Saved entries:
>> BEGIN
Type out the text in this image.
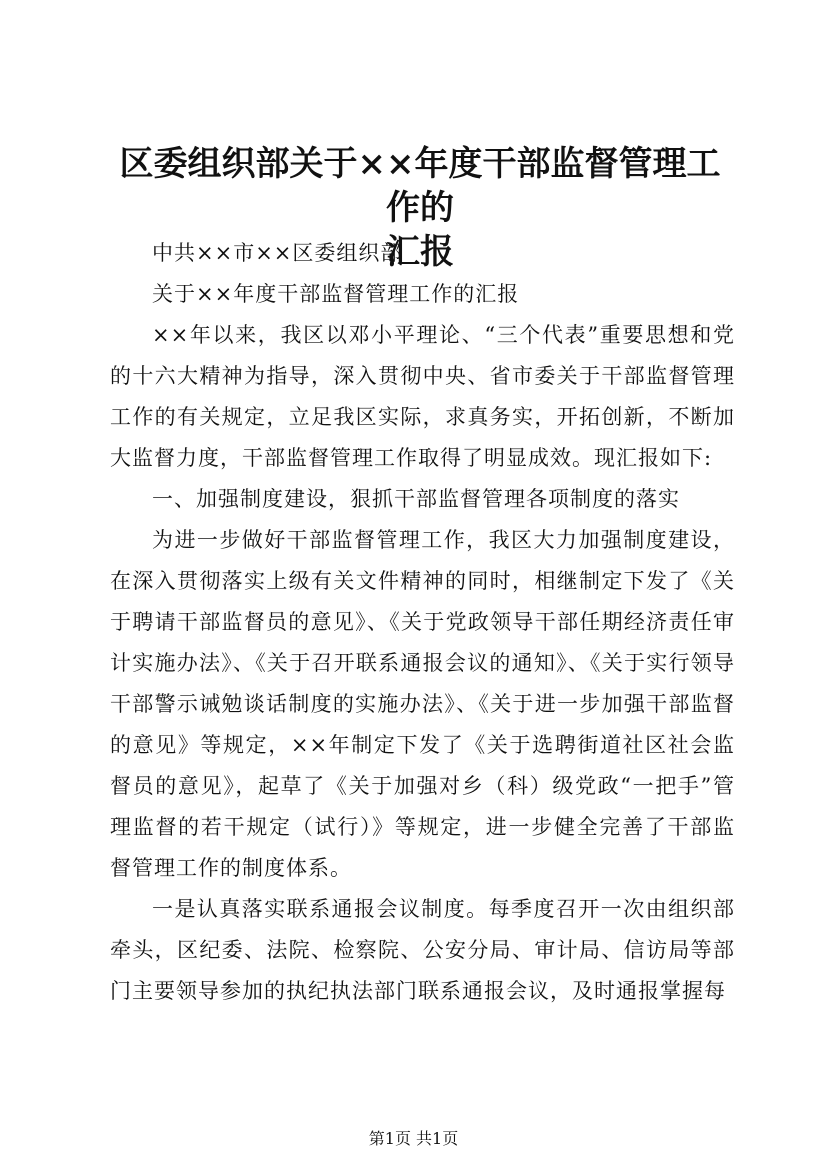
区委组织部关于××年度干部监督管理工作的
汇报

中共××市××区委组织部

关于××年度干部监督管理工作的汇报

××年以来，我区以邓小平理论、“三个代表”重要思想和党的十六大精神为指导，深入贯彻中央、省市委关于干部监督管理工作的有关规定，立足我区实际，求真务实，开拓创新，不断加大监督力度，干部监督管理工作取得了明显成效。现汇报如下:

一、加强制度建设，狠抓干部监督管理各项制度的落实

为进一步做好干部监督管理工作，我区大力加强制度建设，在深入贯彻落实上级有关文件精神的同时，相继制定下发了《关于聘请干部监督员的意见》、《关于党政领导干部任期经济责任审计实施办法》、《关于召开联系通报会议的通知》、《关于实行领导干部警示诫勉谈话制度的实施办法》、《关于进一步加强干部监督的意见》等规定，××年制定下发了《关于选聘街道社区社会监督员的意见》，起草了《关于加强对乡（科）级党政“一把手”管理监督的若干规定（试行）》等规定，进一步健全完善了干部监督管理工作的制度体系。

一是认真落实联系通报会议制度。每季度召开一次由组织部牵头，区纪委、法院、检察院、公安分局、审计局、信访局等部门主要领导参加的执纪执法部门联系通报会议，及时通报掌握每

第1页 共1页
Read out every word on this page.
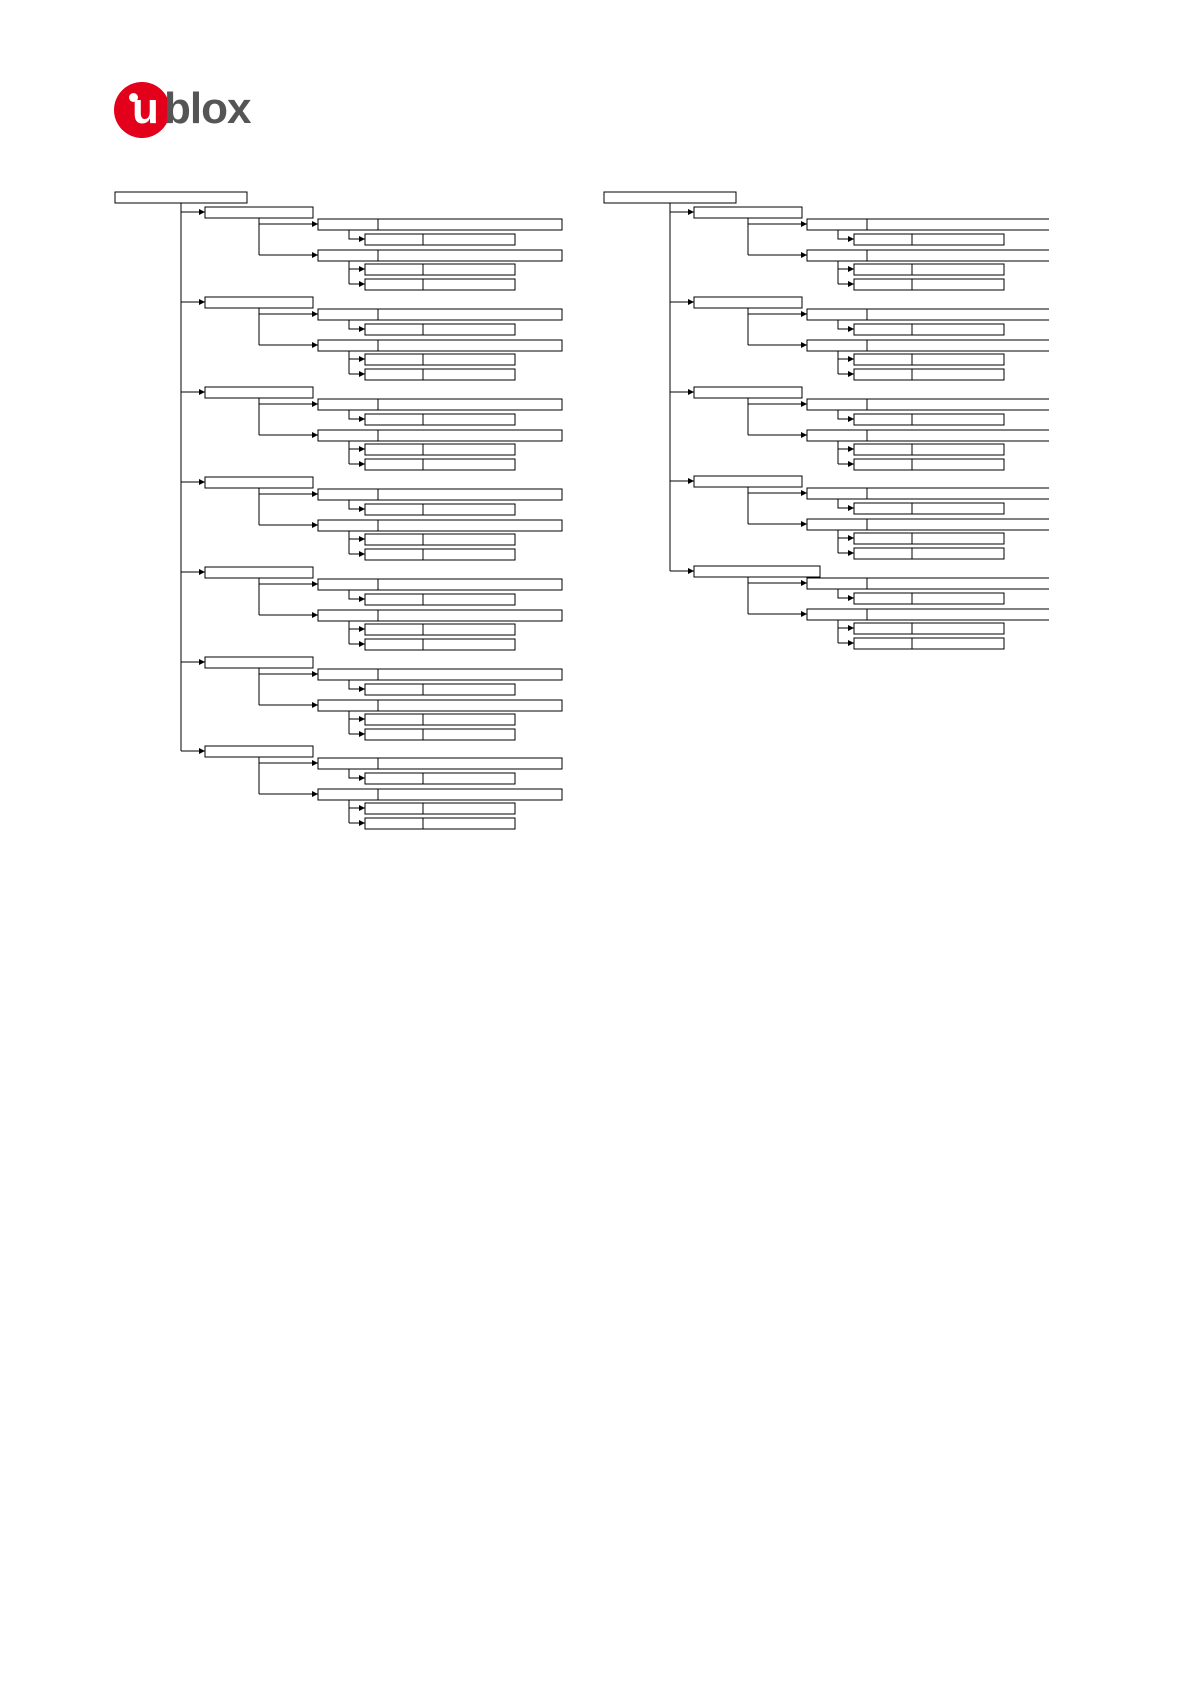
u blox
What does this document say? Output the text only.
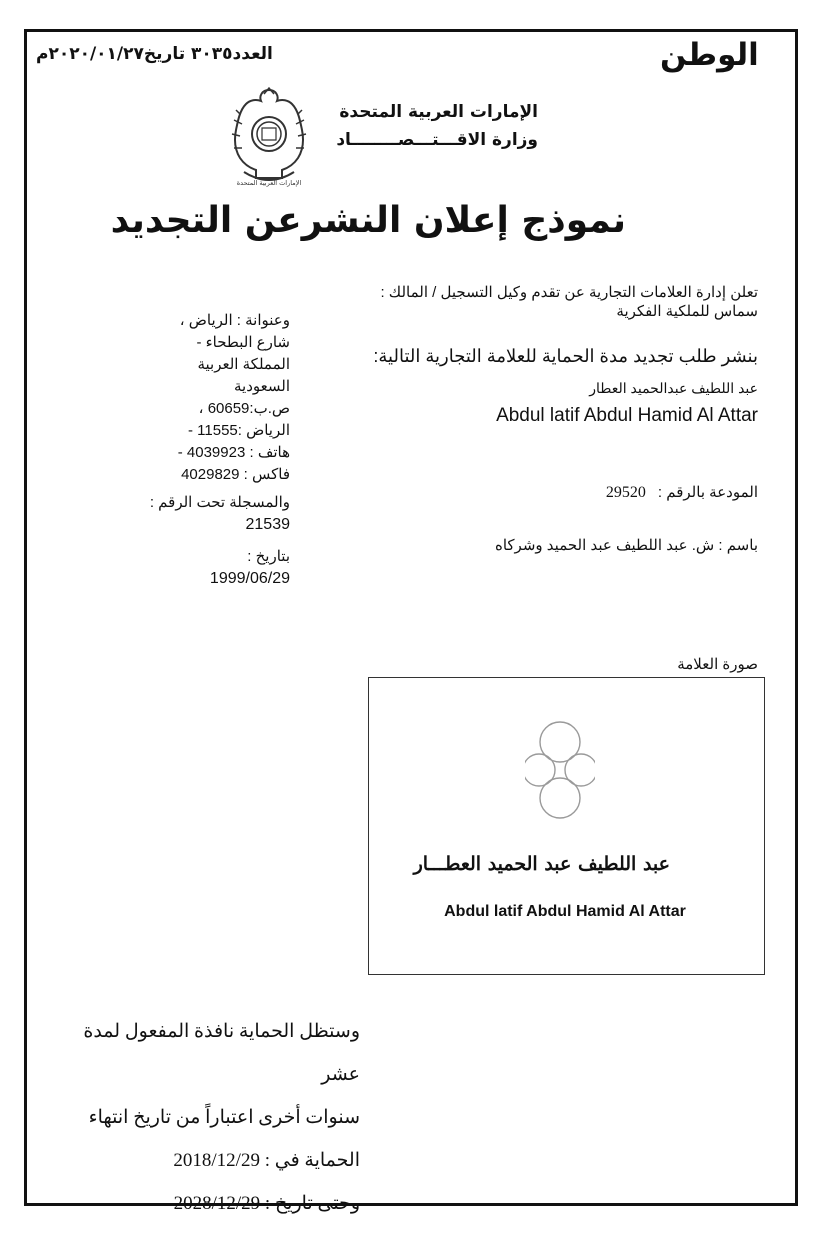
الوطن
العدد٣٠٣٥ تاريخ٢٠٢٠/٠١/٢٧م
الإمارات العربية المتحدة
الإمارات العربية المتحدة
وزارة الاقـــتـــصــــــــاد
نموذج إعلان النشرعن التجديد
تعلن إدارة العلامات التجارية عن تقدم وكيل التسجيل / المالك :
سماس للملكية الفكرية
بنشر طلب تجديد مدة الحماية للعلامة التجارية التالية:
عبد اللطيف عبدالحميد العطار
Abdul latif Abdul Hamid Al Attar
المودعة بالرقم :29520
باسم : ش. عبد اللطيف عبد الحميد وشركاه
وعنوانة : الرياض ،
شارع البطحاء -
المملكة العربية
السعودية
ص.ب:60659 ،
الرياض :11555 -
هاتف : 4039923 -
فاكس : 4029829
والمسجلة تحت الرقم :
21539
بتاريخ :
1999/06/29
صورة العلامة
عبد اللطيف عبد الحميد العطـــار
Abdul latif Abdul Hamid Al Attar
وستظل الحماية نافذة المفعول لمدة عشر
سنوات أخرى اعتباراً من تاريخ انتهاء
الحماية في : 2018/12/29
وحتى تاريخ : 2028/12/29
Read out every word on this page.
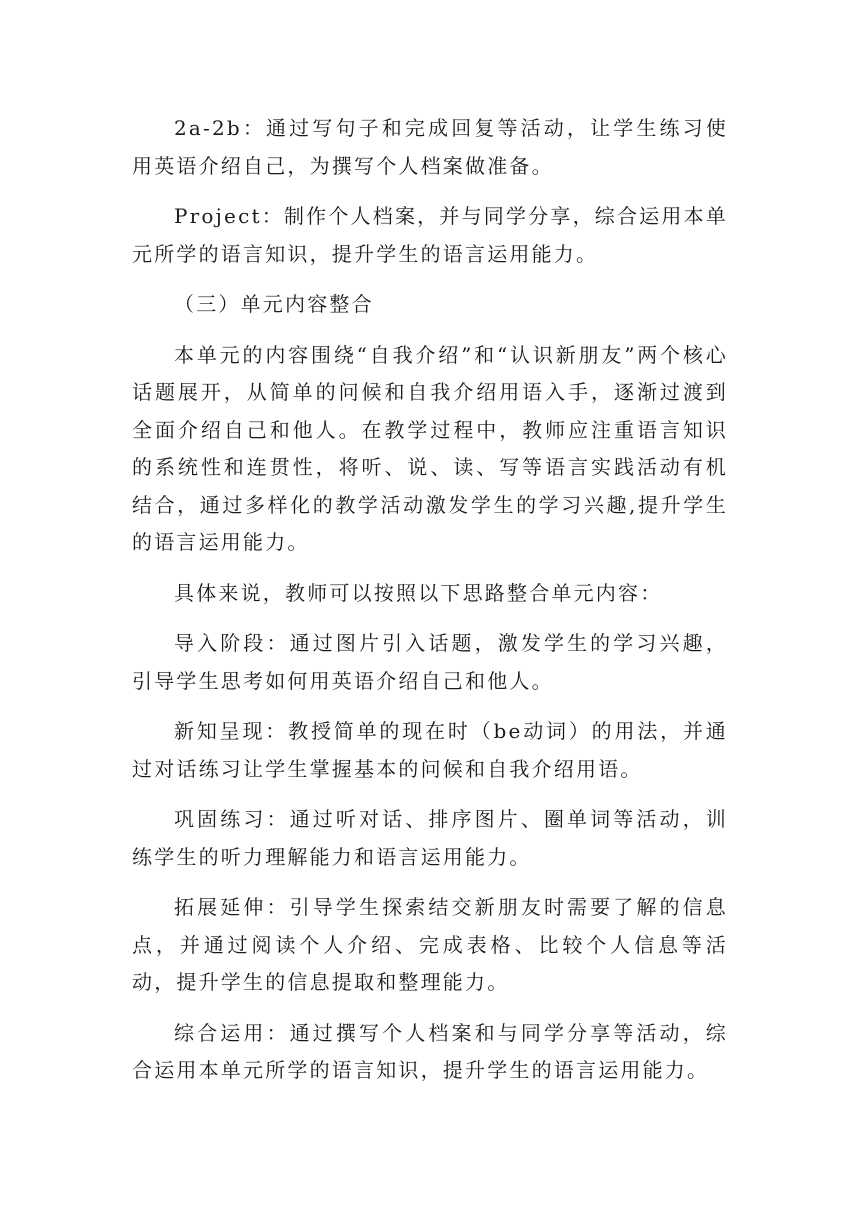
2a-2b：通过写句子和完成回复等活动，让学生练习使用英语介绍自己，为撰写个人档案做准备。

Project：制作个人档案，并与同学分享，综合运用本单元所学的语言知识，提升学生的语言运用能力。

（三）单元内容整合

本单元的内容围绕“自我介绍”和“认识新朋友”两个核心话题展开，从简单的问候和自我介绍用语入手，逐渐过渡到全面介绍自己和他人。在教学过程中，教师应注重语言知识的系统性和连贯性，将听、说、读、写等语言实践活动有机结合，通过多样化的教学活动激发学生的学习兴趣,提升学生的语言运用能力。

具体来说，教师可以按照以下思路整合单元内容：

导入阶段：通过图片引入话题，激发学生的学习兴趣，引导学生思考如何用英语介绍自己和他人。

新知呈现：教授简单的现在时（be动词）的用法，并通过对话练习让学生掌握基本的问候和自我介绍用语。

巩固练习：通过听对话、排序图片、圈单词等活动，训练学生的听力理解能力和语言运用能力。

拓展延伸：引导学生探索结交新朋友时需要了解的信息点，并通过阅读个人介绍、完成表格、比较个人信息等活动，提升学生的信息提取和整理能力。

综合运用：通过撰写个人档案和与同学分享等活动，综合运用本单元所学的语言知识，提升学生的语言运用能力。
>> END
The problem
Without the pictures, restate each entry exactly.

Worked solution
Type out the text in this image.
区委组织部关于××年度干部监督管理工作的
汇报

中共××市××区委组织部

关于××年度干部监督管理工作的汇报

××年以来，我区以邓小平理论、“三个代表”重要思想和党的十六大精神为指导，深入贯彻中央、省市委关于干部监督管理工作的有关规定，立足我区实际，求真务实，开拓创新，不断加大监督力度，干部监督管理工作取得了明显成效。现汇报如下:

一、加强制度建设，狠抓干部监督管理各项制度的落实

为进一步做好干部监督管理工作，我区大力加强制度建设，在深入贯彻落实上级有关文件精神的同时，相继制定下发了《关于聘请干部监督员的意见》、《关于党政领导干部任期经济责任审计实施办法》、《关于召开联系通报会议的通知》、《关于实行领导干部警示诫勉谈话制度的实施办法》、《关于进一步加强干部监督的意见》等规定，××年制定下发了《关于选聘街道社区社会监督员的意见》，起草了《关于加强对乡（科）级党政“一把手”管理监督的若干规定（试行）》等规定，进一步健全完善了干部监督管理工作的制度体系。

一是认真落实联系通报会议制度。每季度召开一次由组织部牵头，区纪委、法院、检察院、公安分局、审计局、信访局等部门主要领导参加的执纪执法部门联系通报会议，及时通报掌握每

第1页 共1页
Read out every word on this page.
u blox
What does this document say? Output the text only.
الوطن
العدد٣٠٣٥ تاريخ٢٠٢٠/٠١/٢٧م
الإمارات العربية المتحدة
الإمارات العربية المتحدة
وزارة الاقـــتـــصــــــــاد
نموذج إعلان النشرعن التجديد
تعلن إدارة العلامات التجارية عن تقدم وكيل التسجيل / المالك :
سماس للملكية الفكرية
بنشر طلب تجديد مدة الحماية للعلامة التجارية التالية:
عبد اللطيف عبدالحميد العطار
Abdul latif Abdul Hamid Al Attar
المودعة بالرقم :29520
باسم : ش. عبد اللطيف عبد الحميد وشركاه
وعنوانة : الرياض ،
شارع البطحاء -
المملكة العربية
السعودية
ص.ب:60659 ،
الرياض :11555 -
هاتف : 4039923 -
فاكس : 4029829
والمسجلة تحت الرقم :
21539
بتاريخ :
1999/06/29
صورة العلامة
عبد اللطيف عبد الحميد العطـــار
Abdul latif Abdul Hamid Al Attar
وستظل الحماية نافذة المفعول لمدة عشر
سنوات أخرى اعتباراً من تاريخ انتهاء
الحماية في : 2018/12/29
وحتى تاريخ : 2028/12/29
Read out every word on this page.
2a-2b：通过写句子和完成回复等活动，让学生练习使用英语介绍自己，为撰写个人档案做准备。

Project：制作个人档案，并与同学分享，综合运用本单元所学的语言知识，提升学生的语言运用能力。

（三）单元内容整合

本单元的内容围绕“自我介绍”和“认识新朋友”两个核心话题展开，从简单的问候和自我介绍用语入手，逐渐过渡到全面介绍自己和他人。在教学过程中，教师应注重语言知识的系统性和连贯性，将听、说、读、写等语言实践活动有机结合，通过多样化的教学活动激发学生的学习兴趣,提升学生的语言运用能力。

具体来说，教师可以按照以下思路整合单元内容：

导入阶段：通过图片引入话题，激发学生的学习兴趣，引导学生思考如何用英语介绍自己和他人。

新知呈现：教授简单的现在时（be动词）的用法，并通过对话练习让学生掌握基本的问候和自我介绍用语。

巩固练习：通过听对话、排序图片、圈单词等活动，训练学生的听力理解能力和语言运用能力。

拓展延伸：引导学生探索结交新朋友时需要了解的信息点，并通过阅读个人介绍、完成表格、比较个人信息等活动，提升学生的信息提取和整理能力。

综合运用：通过撰写个人档案和与同学分享等活动，综合运用本单元所学的语言知识，提升学生的语言运用能力。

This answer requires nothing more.